— START PROVIDED DATA —

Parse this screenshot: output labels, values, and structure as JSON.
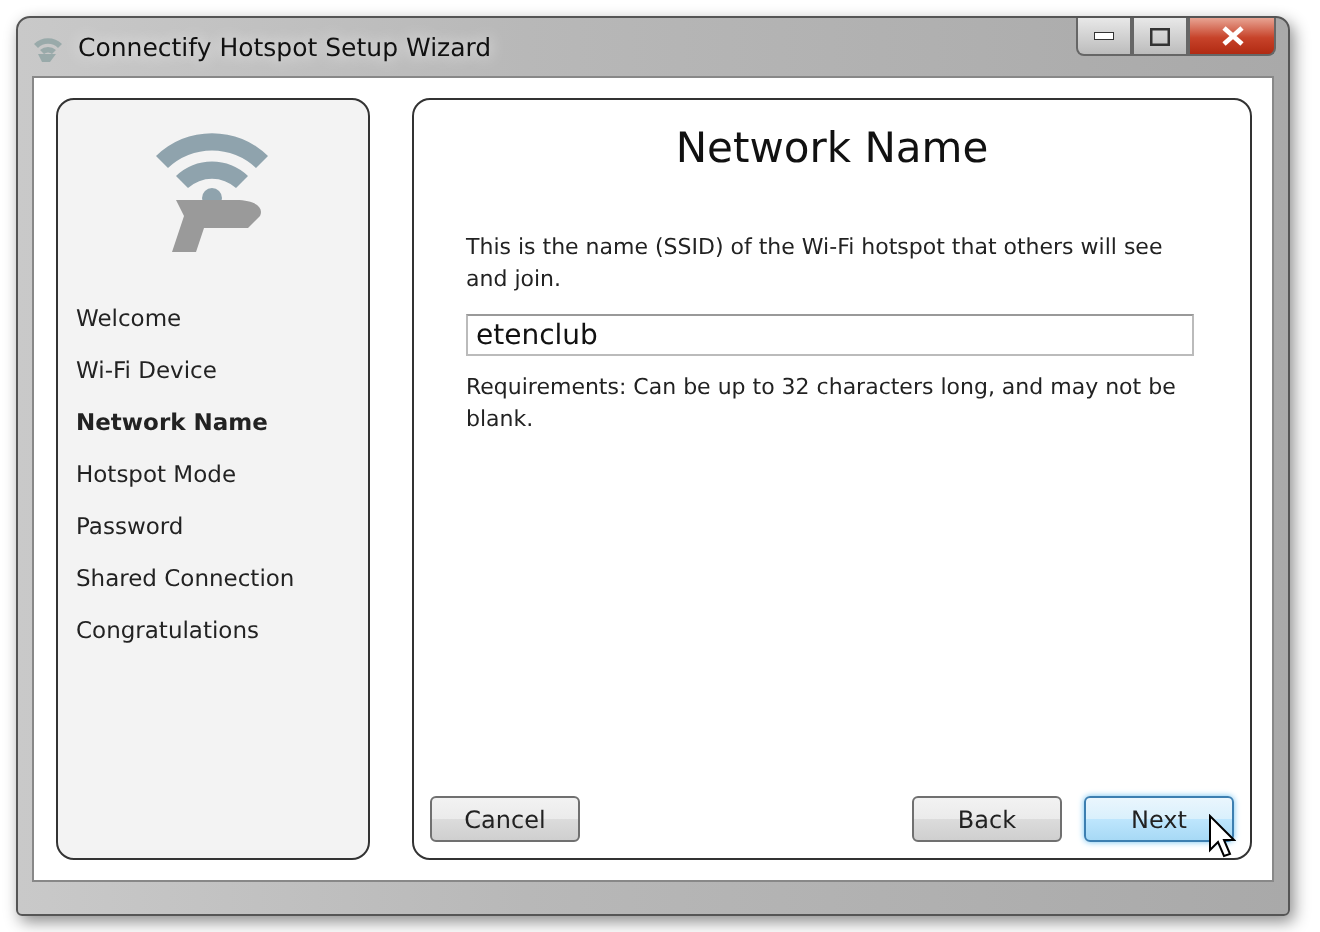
{
  "window": {
    "title": "Connectify Hotspot Setup Wizard"
  },
  "steps": [
    {
      "label": "Welcome",
      "selected": false
    },
    {
      "label": "Wi-Fi Device",
      "selected": false
    },
    {
      "label": "Network Name",
      "selected": true
    },
    {
      "label": "Hotspot Mode",
      "selected": false
    },
    {
      "label": "Password",
      "selected": false
    },
    {
      "label": "Shared Connection",
      "selected": false
    },
    {
      "label": "Congratulations",
      "selected": false
    }
  ],
  "page": {
    "heading": "Network Name",
    "description": "This is the name (SSID) of the Wi-Fi hotspot that others will see and join.",
    "ssid_field": {
      "value": "etenclub"
    },
    "requirements": "Requirements: Can be up to 32 characters long, and may not be blank."
  },
  "buttons": {
    "left": [
      {
        "label": "Cancel",
        "hovered": false
      }
    ],
    "right": [
      {
        "label": "Back",
        "hovered": false
      },
      {
        "label": "Next",
        "hovered": true
      }
    ]
  }
}
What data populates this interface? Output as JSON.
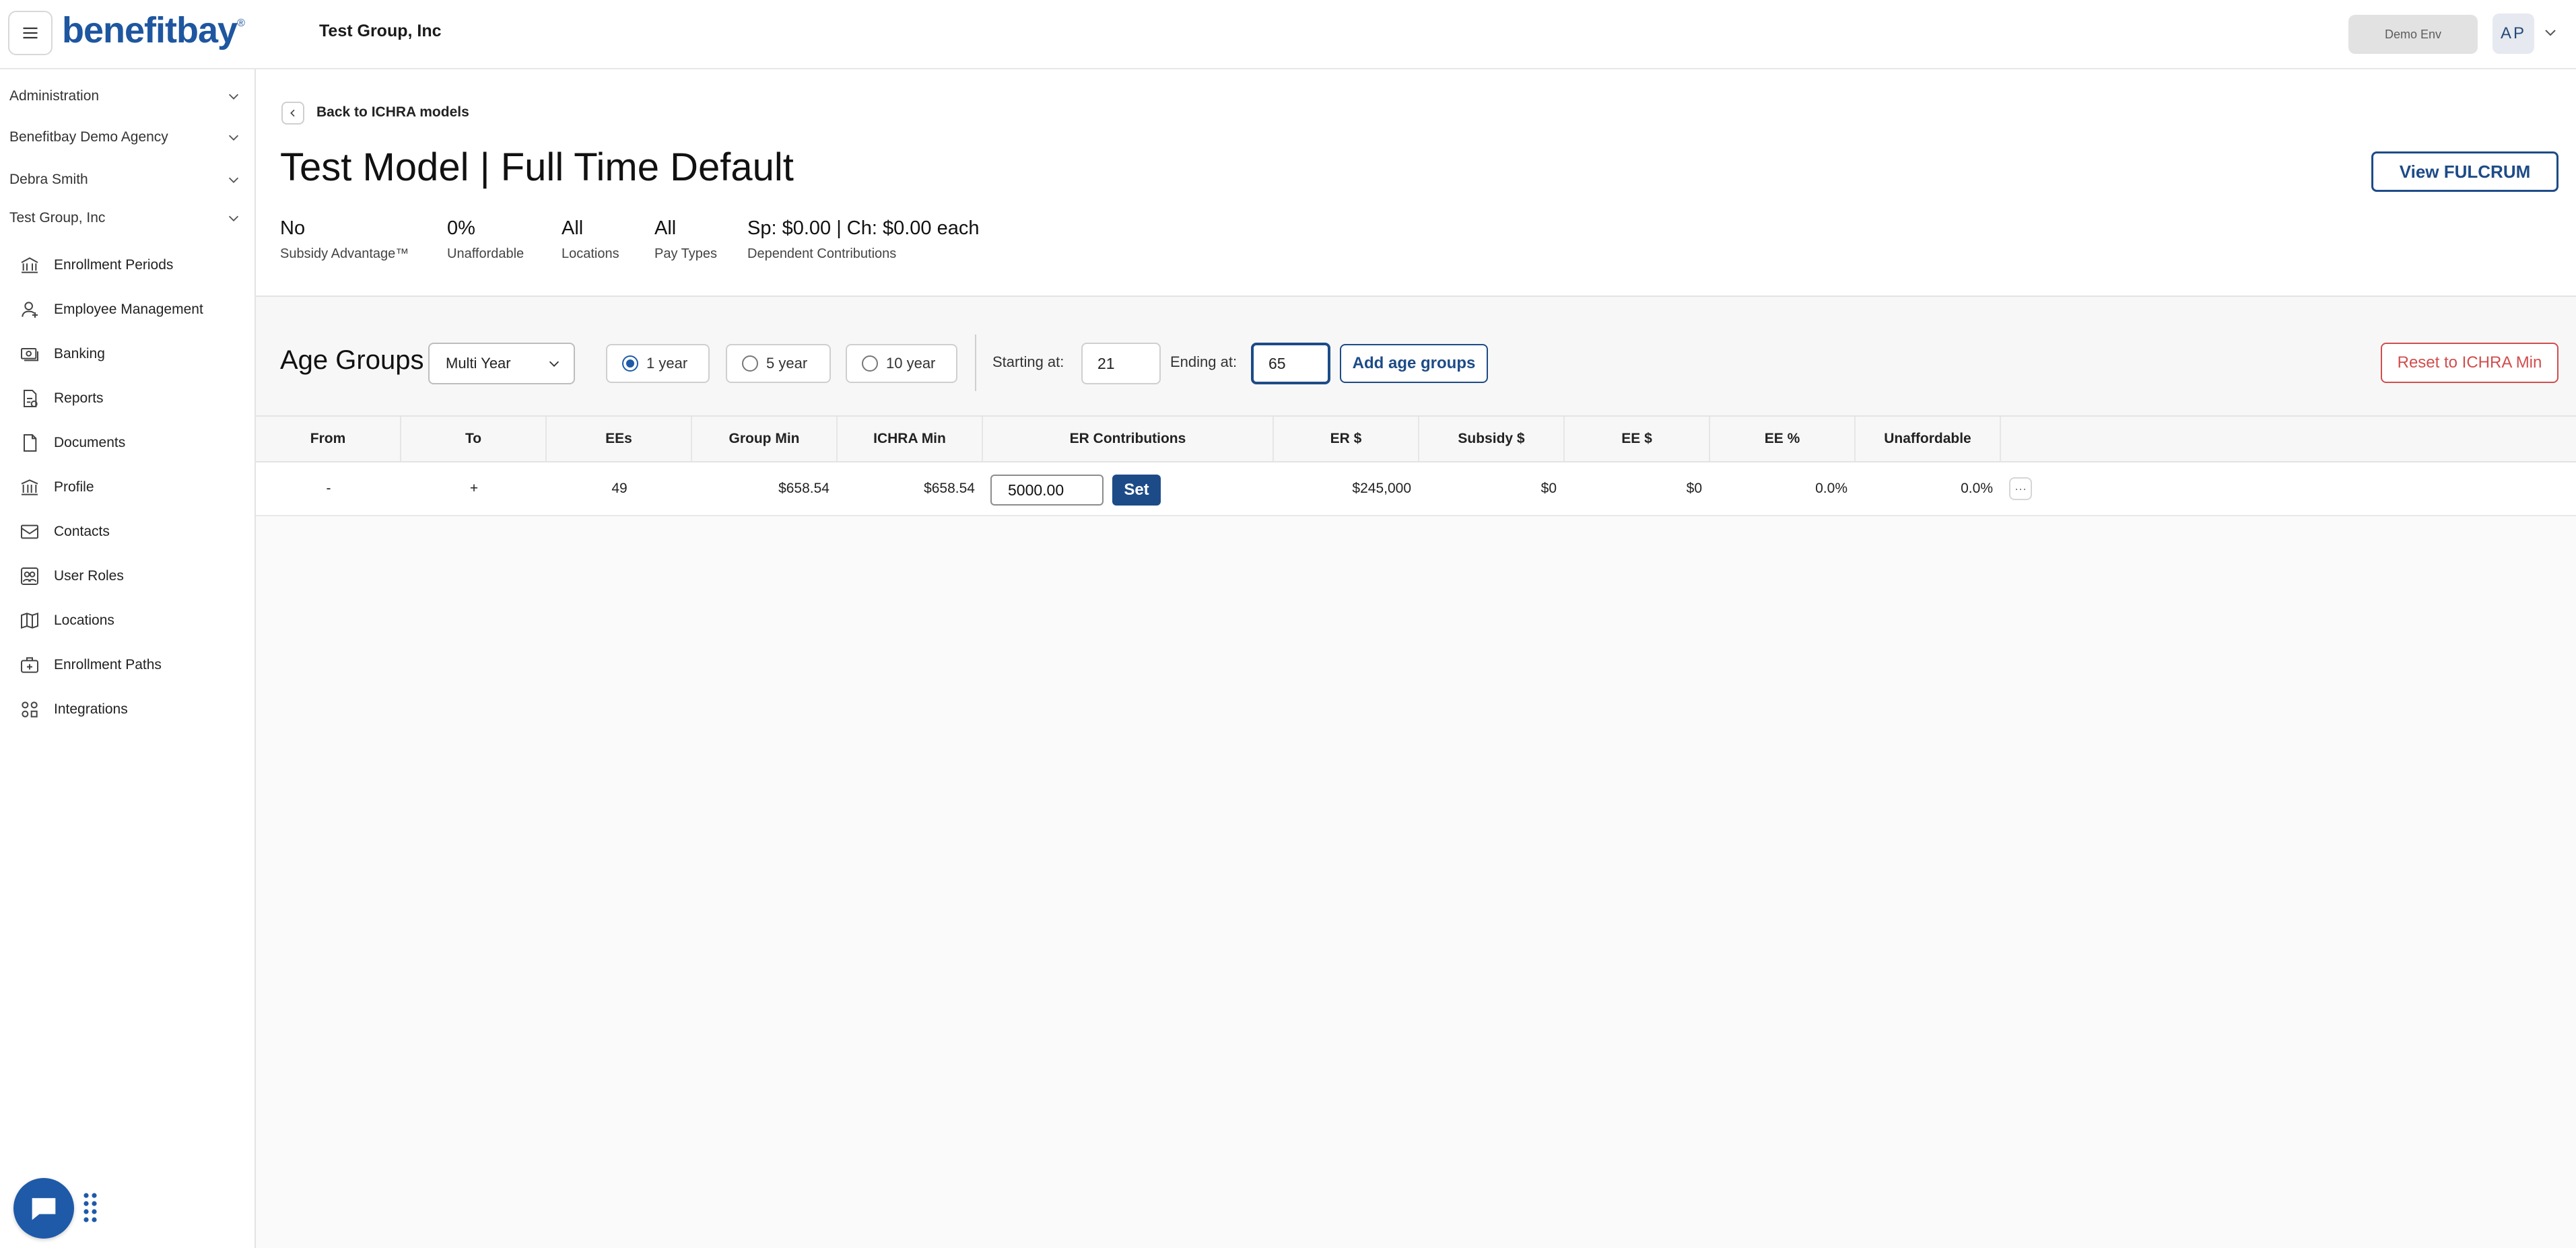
{
  "header": {
    "logo_text": "benefitbay",
    "logo_mark": "®",
    "company": "Test Group, Inc",
    "env_badge": "Demo Env",
    "avatar_initials": "AP"
  },
  "sidebar": {
    "contexts": [
      {
        "label": "Administration"
      },
      {
        "label": "Benefitbay Demo Agency"
      },
      {
        "label": "Debra Smith"
      },
      {
        "label": "Test Group, Inc"
      }
    ],
    "items": [
      {
        "label": "Enrollment Periods",
        "icon": "building-columns-icon"
      },
      {
        "label": "Employee Management",
        "icon": "person-icon"
      },
      {
        "label": "Banking",
        "icon": "money-icon"
      },
      {
        "label": "Reports",
        "icon": "report-icon"
      },
      {
        "label": "Documents",
        "icon": "document-icon"
      },
      {
        "label": "Profile",
        "icon": "institution-icon"
      },
      {
        "label": "Contacts",
        "icon": "envelope-icon"
      },
      {
        "label": "User Roles",
        "icon": "users-icon"
      },
      {
        "label": "Locations",
        "icon": "map-icon"
      },
      {
        "label": "Enrollment Paths",
        "icon": "medical-bag-icon"
      },
      {
        "label": "Integrations",
        "icon": "apps-icon"
      }
    ]
  },
  "page": {
    "back_label": "Back to ICHRA models",
    "title": "Test Model | Full Time Default",
    "view_button": "View FULCRUM",
    "stats": [
      {
        "value": "No",
        "label": "Subsidy Advantage™"
      },
      {
        "value": "0%",
        "label": "Unaffordable"
      },
      {
        "value": "All",
        "label": "Locations"
      },
      {
        "value": "All",
        "label": "Pay Types"
      },
      {
        "value": "Sp: $0.00 | Ch: $0.00 each",
        "label": "Dependent Contributions"
      }
    ]
  },
  "age_groups": {
    "title": "Age Groups",
    "mode_select": "Multi Year",
    "intervals": [
      {
        "label": "1 year",
        "selected": true
      },
      {
        "label": "5 year",
        "selected": false
      },
      {
        "label": "10 year",
        "selected": false
      }
    ],
    "starting_label": "Starting at:",
    "starting_value": "21",
    "ending_label": "Ending at:",
    "ending_value": "65",
    "add_button": "Add age groups",
    "reset_button": "Reset to ICHRA Min"
  },
  "table": {
    "columns": [
      "From",
      "To",
      "EEs",
      "Group Min",
      "ICHRA Min",
      "ER Contributions",
      "ER $",
      "Subsidy $",
      "EE $",
      "EE %",
      "Unaffordable"
    ],
    "rows": [
      {
        "from": "-",
        "to": "+",
        "ees": "49",
        "group_min": "$658.54",
        "ichra_min": "$658.54",
        "er_contribution": "5000.00",
        "set_label": "Set",
        "er_total": "$245,000",
        "subsidy": "$0",
        "ee": "$0",
        "ee_pct": "0.0%",
        "unaffordable": "0.0%",
        "more": "···"
      }
    ]
  },
  "colors": {
    "brand": "#1e56a0",
    "primary_button": "#1d4b87",
    "danger": "#d14d4d"
  }
}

— END PROVIDED DATA —

WHAT YOU WILL DO: List each line of the entries that holds the string "Contributions".

THE SOLUTION:
        "label": "Dependent Contributions"
      "ER Contributions",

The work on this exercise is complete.